• Problem to solve
Identify each line holding the string "принципу" and copy it.

• Data for the task
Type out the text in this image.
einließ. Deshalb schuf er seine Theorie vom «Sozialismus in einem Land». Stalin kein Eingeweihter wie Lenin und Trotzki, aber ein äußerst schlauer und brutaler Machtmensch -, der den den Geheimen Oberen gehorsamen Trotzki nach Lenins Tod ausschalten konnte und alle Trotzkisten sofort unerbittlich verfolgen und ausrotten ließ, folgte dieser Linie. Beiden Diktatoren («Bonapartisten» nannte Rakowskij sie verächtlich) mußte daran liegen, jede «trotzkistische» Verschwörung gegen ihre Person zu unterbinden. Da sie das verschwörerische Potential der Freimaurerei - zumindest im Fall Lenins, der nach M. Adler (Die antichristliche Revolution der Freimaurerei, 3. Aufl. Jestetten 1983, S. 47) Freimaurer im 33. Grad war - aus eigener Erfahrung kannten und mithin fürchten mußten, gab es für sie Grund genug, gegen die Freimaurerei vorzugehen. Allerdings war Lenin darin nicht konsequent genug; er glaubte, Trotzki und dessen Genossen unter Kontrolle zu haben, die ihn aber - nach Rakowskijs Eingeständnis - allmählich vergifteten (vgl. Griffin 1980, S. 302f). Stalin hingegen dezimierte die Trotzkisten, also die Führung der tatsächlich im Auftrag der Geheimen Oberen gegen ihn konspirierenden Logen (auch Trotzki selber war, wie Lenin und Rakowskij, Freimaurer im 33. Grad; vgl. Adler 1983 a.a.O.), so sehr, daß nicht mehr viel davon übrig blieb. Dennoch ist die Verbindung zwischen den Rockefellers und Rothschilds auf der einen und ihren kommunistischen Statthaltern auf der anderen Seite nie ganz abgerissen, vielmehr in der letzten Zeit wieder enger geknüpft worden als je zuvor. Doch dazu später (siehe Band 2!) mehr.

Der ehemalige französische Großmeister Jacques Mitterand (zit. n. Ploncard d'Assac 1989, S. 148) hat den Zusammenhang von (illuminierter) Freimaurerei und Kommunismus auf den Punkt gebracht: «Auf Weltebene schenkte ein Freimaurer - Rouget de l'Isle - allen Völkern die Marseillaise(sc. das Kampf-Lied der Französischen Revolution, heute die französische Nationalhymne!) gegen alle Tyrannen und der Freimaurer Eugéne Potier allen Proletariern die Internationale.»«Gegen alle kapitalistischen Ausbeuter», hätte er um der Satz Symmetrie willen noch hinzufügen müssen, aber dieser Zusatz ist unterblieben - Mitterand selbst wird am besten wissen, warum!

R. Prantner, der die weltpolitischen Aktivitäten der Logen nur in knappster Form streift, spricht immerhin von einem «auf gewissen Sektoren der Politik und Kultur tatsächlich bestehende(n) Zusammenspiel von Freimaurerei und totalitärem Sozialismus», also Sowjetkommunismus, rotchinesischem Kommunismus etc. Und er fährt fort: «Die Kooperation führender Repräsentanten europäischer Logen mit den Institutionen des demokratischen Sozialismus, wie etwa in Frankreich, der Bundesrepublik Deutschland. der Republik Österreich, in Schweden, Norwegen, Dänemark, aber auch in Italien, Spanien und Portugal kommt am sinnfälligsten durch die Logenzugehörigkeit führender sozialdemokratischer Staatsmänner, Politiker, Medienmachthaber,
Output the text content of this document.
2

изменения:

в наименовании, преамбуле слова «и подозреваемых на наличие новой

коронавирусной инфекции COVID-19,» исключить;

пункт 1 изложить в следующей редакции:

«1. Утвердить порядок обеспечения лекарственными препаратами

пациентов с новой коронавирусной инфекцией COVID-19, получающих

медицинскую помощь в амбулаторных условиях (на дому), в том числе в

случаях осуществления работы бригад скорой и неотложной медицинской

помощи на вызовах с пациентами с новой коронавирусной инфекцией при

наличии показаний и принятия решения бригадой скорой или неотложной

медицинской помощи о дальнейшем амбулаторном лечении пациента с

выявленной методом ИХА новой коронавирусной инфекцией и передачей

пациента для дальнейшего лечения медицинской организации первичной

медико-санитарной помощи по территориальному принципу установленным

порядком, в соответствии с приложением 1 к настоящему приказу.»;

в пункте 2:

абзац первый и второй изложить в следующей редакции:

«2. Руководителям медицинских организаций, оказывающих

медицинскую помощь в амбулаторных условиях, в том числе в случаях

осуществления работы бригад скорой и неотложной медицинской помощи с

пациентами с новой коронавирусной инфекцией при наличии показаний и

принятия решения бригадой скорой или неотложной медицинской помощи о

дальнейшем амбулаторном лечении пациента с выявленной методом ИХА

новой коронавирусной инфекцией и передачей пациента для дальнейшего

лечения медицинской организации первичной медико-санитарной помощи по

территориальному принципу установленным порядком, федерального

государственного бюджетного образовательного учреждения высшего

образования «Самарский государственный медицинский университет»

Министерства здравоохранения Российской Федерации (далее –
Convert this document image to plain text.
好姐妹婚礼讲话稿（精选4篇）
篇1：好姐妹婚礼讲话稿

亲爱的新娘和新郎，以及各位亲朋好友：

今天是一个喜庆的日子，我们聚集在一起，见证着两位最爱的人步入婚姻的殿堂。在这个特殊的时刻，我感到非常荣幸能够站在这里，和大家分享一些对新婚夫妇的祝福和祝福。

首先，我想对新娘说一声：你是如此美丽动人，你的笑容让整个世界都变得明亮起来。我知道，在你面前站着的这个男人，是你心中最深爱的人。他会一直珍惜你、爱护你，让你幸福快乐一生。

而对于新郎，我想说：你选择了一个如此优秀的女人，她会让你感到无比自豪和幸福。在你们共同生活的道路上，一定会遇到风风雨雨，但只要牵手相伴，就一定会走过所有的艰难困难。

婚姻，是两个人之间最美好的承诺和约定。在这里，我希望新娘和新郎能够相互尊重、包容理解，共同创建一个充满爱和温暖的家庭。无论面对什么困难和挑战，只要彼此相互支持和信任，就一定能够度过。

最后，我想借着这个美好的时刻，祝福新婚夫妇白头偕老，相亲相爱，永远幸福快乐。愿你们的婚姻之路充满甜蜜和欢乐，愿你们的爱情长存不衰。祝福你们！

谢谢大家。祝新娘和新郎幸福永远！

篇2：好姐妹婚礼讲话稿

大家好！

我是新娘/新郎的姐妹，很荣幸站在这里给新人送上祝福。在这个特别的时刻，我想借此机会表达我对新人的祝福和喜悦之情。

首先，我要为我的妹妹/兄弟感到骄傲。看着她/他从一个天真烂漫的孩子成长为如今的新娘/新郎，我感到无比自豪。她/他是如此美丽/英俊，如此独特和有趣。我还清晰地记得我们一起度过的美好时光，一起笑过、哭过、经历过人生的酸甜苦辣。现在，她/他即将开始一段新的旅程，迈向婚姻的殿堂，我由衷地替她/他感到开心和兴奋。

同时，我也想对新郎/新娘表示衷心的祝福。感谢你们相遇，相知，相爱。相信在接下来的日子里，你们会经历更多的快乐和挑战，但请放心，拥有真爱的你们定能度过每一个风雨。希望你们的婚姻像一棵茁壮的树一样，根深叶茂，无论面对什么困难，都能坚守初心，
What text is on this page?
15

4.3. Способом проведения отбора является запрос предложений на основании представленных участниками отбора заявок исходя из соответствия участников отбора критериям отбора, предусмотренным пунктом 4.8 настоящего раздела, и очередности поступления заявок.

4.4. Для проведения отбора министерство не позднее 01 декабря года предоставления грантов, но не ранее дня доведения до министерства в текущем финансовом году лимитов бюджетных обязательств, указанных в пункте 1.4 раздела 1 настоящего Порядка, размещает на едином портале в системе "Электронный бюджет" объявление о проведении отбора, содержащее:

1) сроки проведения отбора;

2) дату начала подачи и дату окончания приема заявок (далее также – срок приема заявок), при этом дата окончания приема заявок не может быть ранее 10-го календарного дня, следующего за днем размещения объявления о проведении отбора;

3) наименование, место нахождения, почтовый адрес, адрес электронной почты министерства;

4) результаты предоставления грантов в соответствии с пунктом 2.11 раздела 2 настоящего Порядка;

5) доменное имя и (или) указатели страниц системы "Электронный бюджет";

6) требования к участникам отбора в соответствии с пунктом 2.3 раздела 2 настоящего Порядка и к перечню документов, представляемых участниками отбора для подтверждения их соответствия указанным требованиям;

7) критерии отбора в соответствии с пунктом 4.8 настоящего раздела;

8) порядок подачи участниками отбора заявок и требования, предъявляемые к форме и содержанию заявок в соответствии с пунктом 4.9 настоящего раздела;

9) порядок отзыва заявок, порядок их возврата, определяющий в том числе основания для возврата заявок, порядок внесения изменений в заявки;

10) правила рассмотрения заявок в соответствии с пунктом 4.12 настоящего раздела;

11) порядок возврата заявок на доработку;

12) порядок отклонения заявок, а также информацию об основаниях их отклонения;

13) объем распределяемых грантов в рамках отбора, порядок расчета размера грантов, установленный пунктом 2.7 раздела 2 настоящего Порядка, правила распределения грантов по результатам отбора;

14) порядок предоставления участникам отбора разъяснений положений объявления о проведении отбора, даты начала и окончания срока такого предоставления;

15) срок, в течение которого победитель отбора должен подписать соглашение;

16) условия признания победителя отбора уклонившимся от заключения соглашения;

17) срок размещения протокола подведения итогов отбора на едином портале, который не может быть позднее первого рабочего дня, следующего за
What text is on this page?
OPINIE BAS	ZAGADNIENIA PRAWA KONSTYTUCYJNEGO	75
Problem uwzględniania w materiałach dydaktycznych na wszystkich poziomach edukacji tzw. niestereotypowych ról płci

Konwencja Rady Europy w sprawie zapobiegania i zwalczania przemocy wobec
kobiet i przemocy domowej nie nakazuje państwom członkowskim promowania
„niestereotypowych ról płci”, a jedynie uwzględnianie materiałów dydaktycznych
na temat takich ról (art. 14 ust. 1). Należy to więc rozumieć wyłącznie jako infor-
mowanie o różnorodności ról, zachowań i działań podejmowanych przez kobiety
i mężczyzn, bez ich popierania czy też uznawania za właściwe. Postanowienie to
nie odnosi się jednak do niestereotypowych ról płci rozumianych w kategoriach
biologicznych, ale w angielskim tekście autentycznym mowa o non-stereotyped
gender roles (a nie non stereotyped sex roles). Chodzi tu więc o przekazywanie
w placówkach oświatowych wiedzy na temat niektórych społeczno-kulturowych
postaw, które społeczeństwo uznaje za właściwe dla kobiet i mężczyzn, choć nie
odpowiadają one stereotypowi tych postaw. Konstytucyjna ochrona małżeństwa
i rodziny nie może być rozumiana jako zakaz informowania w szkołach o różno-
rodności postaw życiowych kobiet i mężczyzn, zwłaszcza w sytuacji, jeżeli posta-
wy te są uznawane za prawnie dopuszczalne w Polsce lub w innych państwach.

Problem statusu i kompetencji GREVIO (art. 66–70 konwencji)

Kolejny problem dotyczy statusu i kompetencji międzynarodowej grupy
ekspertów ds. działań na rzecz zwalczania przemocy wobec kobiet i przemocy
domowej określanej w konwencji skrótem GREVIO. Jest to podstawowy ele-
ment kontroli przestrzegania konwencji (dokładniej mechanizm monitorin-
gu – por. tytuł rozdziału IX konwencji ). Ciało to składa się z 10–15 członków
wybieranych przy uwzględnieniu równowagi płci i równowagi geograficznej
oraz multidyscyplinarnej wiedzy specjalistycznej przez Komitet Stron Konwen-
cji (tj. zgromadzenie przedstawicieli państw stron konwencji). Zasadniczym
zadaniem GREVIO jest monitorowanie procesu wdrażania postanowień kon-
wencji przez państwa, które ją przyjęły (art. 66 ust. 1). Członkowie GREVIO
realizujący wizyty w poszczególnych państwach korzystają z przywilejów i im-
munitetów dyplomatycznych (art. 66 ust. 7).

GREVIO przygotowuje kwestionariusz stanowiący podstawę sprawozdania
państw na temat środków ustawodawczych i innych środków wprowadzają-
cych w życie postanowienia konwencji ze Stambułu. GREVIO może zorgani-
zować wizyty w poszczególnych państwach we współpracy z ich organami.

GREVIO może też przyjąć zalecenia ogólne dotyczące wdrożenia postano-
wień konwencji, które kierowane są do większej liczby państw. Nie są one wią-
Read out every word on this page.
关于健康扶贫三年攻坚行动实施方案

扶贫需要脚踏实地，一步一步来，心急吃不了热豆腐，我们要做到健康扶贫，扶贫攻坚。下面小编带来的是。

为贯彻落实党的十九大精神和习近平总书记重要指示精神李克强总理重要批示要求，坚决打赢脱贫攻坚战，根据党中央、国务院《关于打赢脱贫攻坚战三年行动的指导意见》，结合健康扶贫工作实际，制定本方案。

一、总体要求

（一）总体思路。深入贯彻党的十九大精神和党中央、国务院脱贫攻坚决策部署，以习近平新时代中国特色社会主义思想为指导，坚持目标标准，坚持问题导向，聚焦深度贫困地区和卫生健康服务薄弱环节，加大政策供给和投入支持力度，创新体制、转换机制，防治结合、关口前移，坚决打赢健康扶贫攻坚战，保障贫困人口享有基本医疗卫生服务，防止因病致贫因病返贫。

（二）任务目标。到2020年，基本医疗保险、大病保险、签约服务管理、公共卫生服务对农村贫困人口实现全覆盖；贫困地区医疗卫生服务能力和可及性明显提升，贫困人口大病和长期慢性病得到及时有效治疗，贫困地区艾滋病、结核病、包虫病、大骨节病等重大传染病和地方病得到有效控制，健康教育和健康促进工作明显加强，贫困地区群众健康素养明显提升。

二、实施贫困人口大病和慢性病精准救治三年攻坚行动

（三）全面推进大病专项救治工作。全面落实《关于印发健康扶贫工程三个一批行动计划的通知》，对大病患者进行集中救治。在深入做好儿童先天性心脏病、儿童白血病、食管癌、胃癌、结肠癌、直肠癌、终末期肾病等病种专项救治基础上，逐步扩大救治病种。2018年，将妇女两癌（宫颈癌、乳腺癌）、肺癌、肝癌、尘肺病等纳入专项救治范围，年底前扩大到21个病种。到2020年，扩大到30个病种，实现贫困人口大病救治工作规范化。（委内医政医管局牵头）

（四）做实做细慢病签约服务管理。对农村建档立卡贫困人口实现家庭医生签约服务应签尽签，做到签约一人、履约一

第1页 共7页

• Complete output
медико-санитарной помощи по территориальному принципу установленным
территориальному принципу установленным порядком, федерального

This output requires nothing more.